YOUR GOAL >>
What number of lines hold the word "Realization"? State that number and nothing besides.

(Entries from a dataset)
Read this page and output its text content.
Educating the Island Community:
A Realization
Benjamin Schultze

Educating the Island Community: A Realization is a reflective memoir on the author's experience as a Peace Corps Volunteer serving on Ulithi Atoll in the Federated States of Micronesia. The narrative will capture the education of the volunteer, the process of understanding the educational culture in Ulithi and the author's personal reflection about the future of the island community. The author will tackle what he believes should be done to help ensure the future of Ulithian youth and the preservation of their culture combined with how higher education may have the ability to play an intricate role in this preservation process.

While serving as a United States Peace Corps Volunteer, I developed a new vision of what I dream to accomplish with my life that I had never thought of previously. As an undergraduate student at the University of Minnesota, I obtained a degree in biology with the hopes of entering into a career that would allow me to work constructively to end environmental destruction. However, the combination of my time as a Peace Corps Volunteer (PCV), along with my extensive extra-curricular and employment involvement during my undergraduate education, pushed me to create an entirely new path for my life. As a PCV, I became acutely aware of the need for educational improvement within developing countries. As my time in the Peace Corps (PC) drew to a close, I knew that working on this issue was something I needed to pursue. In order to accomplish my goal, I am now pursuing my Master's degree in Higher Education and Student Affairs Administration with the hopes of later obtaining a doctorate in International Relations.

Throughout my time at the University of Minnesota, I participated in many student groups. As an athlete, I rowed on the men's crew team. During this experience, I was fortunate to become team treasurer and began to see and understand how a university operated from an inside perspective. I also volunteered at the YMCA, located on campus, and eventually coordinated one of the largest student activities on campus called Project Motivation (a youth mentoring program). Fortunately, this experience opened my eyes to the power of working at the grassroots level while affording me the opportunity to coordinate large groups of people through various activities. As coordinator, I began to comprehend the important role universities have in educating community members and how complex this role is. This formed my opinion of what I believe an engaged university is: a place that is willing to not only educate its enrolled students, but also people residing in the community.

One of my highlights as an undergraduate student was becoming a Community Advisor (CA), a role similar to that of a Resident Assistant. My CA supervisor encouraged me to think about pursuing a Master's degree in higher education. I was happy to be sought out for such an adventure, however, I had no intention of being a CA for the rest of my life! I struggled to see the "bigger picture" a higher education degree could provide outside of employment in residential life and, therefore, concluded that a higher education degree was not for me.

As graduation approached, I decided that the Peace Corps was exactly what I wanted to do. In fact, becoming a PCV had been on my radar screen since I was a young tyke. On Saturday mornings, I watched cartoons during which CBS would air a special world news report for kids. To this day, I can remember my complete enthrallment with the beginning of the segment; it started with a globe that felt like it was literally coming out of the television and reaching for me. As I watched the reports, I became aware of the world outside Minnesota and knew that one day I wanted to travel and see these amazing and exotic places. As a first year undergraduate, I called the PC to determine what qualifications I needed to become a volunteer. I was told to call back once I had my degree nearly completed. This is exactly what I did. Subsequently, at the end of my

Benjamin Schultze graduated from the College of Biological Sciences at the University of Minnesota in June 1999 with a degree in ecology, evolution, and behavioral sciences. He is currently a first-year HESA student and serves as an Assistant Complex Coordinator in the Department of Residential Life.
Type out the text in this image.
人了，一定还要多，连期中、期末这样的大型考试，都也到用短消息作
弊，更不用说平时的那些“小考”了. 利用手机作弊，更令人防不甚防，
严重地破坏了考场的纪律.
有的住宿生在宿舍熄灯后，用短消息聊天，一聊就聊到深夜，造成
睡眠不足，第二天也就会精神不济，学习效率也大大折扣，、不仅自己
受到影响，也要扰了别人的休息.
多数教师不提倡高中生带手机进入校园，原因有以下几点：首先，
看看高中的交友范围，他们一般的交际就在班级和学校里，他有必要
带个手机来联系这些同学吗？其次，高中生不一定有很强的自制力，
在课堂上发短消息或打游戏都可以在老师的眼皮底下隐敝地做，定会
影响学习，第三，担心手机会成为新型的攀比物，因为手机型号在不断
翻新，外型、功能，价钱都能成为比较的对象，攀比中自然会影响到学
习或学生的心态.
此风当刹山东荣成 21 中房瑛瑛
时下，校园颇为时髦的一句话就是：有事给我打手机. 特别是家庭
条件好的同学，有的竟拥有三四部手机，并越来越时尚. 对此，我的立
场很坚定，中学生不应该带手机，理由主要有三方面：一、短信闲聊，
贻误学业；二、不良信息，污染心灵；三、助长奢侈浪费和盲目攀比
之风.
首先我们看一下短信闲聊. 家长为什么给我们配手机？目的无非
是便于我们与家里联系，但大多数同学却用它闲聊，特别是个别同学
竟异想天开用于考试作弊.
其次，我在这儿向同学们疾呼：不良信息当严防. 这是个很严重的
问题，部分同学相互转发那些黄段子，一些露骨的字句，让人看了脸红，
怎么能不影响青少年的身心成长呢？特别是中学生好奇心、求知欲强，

CORRECT RESULT >>
2